* _TO DO_: State how many lines hold the string "text". Give the number and nothing else.

[Lines of data]

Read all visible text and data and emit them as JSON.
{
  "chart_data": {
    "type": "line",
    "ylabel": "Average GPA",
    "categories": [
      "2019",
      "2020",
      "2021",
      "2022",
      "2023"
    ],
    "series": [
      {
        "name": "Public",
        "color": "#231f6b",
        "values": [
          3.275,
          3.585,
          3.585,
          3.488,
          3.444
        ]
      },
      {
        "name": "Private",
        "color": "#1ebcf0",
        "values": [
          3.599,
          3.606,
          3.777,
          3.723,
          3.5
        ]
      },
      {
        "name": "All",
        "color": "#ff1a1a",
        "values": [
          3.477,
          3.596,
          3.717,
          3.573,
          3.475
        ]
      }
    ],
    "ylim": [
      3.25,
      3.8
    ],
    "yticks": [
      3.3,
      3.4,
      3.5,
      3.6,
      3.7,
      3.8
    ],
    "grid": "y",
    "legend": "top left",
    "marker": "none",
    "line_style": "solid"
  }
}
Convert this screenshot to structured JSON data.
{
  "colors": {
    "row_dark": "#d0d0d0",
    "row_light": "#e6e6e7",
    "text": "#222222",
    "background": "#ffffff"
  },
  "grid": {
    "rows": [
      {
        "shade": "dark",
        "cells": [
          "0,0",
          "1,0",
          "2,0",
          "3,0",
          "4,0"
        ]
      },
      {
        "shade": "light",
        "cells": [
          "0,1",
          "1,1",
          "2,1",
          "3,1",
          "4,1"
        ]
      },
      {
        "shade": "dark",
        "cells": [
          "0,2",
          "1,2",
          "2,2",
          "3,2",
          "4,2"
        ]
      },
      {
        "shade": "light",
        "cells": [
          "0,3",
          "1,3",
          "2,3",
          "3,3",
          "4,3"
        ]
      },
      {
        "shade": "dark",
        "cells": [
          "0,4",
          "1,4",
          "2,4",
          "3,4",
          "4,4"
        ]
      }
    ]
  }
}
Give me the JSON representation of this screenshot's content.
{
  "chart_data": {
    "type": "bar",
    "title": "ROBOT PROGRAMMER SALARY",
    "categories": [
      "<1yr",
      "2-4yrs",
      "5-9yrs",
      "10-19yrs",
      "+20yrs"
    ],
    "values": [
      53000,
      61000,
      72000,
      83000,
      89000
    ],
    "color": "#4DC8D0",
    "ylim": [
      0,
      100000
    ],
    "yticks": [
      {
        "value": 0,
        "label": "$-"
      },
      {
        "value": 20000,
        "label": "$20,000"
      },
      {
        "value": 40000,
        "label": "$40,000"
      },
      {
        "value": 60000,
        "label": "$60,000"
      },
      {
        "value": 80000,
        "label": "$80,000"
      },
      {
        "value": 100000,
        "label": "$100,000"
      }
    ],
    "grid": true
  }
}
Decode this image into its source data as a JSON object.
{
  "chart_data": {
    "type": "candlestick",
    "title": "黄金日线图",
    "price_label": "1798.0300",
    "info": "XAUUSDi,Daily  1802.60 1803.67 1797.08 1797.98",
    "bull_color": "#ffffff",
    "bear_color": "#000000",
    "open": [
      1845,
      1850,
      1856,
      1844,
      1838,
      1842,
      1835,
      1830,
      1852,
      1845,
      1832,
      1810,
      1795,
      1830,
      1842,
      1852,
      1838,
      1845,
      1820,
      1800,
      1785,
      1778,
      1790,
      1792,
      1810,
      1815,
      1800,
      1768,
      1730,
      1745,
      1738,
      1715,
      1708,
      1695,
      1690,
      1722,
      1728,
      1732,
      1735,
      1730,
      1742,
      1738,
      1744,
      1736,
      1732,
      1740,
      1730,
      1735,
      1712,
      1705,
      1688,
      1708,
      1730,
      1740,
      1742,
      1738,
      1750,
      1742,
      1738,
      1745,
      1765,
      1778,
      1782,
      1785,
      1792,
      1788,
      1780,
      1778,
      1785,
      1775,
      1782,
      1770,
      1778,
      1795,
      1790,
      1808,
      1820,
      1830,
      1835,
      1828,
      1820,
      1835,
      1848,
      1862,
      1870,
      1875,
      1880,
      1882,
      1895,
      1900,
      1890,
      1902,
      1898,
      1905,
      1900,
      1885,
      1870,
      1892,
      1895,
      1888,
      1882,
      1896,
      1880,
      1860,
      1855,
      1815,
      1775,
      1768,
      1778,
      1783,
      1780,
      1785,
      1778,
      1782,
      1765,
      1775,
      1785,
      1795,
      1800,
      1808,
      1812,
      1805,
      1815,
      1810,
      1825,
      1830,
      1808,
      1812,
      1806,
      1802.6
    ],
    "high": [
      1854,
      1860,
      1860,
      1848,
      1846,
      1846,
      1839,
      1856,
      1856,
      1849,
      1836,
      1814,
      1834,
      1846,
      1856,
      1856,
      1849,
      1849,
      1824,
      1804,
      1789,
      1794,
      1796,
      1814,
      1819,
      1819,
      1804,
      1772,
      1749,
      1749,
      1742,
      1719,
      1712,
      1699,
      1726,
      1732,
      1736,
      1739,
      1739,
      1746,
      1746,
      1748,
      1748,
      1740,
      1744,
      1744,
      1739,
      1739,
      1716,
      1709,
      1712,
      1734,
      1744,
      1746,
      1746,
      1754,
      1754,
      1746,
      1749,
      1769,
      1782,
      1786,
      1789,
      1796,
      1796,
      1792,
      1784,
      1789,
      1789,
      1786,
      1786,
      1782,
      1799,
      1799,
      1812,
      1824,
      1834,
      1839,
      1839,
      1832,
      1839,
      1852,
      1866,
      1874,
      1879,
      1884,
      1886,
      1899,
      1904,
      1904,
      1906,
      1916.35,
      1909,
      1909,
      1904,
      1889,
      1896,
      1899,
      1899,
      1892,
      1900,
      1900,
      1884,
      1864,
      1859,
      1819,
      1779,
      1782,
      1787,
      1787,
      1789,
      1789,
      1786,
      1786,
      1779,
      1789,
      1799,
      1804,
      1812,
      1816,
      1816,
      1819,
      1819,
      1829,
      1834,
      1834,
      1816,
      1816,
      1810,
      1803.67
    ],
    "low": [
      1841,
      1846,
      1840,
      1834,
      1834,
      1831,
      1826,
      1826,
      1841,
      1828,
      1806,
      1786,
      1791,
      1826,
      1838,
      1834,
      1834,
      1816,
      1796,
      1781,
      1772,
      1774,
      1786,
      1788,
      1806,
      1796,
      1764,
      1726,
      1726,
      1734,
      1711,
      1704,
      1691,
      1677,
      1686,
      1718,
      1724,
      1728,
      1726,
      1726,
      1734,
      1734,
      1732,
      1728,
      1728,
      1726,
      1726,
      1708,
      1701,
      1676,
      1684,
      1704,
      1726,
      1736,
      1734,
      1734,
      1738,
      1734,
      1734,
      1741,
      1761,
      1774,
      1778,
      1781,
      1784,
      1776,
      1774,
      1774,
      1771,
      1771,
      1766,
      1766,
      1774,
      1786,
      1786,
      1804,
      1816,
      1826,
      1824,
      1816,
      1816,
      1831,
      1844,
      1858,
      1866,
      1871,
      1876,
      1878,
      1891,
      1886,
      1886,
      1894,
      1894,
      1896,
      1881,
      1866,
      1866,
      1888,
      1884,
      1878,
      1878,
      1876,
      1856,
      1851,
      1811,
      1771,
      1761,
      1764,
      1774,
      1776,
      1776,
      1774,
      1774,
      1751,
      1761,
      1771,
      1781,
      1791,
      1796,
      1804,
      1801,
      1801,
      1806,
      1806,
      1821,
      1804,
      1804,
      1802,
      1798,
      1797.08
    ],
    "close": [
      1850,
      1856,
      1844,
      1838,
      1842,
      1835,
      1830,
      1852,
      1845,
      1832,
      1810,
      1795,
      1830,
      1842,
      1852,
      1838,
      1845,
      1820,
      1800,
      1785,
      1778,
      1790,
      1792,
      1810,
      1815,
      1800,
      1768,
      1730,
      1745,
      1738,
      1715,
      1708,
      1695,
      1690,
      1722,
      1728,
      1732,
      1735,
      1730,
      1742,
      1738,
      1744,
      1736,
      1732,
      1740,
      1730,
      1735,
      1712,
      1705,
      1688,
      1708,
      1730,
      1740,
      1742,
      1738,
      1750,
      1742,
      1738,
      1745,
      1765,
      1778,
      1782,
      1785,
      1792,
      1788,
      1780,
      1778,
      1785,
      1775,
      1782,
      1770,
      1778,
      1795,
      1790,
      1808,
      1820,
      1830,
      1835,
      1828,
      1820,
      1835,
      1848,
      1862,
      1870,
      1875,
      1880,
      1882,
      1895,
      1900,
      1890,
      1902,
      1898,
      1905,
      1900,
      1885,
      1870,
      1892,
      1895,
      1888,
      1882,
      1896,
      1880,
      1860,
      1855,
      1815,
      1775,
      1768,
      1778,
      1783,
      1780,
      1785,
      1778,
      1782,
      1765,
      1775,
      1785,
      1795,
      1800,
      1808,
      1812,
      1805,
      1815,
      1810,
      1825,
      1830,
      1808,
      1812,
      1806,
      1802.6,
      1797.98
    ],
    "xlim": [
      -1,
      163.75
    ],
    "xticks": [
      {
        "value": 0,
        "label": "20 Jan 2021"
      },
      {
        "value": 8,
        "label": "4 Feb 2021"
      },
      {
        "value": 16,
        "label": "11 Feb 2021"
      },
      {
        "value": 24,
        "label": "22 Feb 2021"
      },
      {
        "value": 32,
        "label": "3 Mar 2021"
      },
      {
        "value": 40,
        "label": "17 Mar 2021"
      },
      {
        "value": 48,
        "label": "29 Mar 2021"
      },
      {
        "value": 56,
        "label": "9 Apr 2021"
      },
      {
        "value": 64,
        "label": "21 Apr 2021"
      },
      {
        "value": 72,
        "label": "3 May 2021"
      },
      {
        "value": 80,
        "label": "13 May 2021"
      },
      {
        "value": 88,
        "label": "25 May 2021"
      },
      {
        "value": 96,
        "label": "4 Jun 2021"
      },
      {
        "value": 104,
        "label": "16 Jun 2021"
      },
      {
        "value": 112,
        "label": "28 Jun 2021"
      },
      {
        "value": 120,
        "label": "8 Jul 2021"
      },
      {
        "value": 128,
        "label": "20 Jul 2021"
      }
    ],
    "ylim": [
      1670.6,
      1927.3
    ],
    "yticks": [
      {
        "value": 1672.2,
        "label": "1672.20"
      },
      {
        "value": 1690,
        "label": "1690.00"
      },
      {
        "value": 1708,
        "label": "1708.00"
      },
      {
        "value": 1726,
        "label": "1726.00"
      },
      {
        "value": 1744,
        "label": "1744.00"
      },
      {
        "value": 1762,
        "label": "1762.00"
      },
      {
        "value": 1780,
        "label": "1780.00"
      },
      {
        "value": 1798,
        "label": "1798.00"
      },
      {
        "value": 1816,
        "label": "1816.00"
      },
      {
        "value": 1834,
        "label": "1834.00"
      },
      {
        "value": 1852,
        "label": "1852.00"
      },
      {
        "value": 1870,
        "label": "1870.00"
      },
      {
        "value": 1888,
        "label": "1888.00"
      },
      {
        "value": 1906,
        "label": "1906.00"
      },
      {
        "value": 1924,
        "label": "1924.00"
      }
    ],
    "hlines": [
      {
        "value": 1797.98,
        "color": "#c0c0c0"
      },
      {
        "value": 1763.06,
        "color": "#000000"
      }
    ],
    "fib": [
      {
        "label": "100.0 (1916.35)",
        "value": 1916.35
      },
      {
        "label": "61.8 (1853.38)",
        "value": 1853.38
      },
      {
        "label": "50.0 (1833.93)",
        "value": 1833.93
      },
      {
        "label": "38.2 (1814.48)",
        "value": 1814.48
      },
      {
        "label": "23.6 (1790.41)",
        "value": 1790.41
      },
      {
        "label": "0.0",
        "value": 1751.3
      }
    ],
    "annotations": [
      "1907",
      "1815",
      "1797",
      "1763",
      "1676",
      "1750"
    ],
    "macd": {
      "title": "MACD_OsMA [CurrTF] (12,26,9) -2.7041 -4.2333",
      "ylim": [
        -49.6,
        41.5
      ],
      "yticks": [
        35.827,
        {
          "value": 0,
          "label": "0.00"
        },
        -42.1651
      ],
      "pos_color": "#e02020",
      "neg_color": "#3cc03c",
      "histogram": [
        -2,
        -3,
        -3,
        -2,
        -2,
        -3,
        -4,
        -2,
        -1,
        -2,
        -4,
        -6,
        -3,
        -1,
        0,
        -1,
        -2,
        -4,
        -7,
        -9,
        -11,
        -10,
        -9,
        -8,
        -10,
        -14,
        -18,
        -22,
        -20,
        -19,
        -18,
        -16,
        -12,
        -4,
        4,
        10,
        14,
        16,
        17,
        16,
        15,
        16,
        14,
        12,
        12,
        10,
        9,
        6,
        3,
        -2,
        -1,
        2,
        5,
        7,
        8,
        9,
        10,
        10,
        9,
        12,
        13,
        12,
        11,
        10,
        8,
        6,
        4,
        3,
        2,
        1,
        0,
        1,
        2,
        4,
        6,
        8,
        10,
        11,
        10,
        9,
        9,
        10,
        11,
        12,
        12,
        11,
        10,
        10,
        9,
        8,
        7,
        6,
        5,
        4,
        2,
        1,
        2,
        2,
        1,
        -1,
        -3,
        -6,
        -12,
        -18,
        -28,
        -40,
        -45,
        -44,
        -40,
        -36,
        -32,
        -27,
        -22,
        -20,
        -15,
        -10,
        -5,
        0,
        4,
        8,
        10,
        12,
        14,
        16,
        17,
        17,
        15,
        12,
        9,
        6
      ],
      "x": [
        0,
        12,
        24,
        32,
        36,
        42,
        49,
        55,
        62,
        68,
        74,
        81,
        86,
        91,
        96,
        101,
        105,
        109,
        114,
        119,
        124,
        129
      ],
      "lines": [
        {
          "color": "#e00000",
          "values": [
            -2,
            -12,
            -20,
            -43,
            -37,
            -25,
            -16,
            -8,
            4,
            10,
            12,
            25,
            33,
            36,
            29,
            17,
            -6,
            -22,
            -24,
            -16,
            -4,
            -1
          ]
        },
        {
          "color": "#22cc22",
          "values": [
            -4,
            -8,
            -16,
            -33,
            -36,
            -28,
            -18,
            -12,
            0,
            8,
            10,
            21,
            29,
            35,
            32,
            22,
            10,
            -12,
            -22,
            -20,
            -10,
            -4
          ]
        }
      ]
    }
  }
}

* _EXERCISE OUTPUT_: 2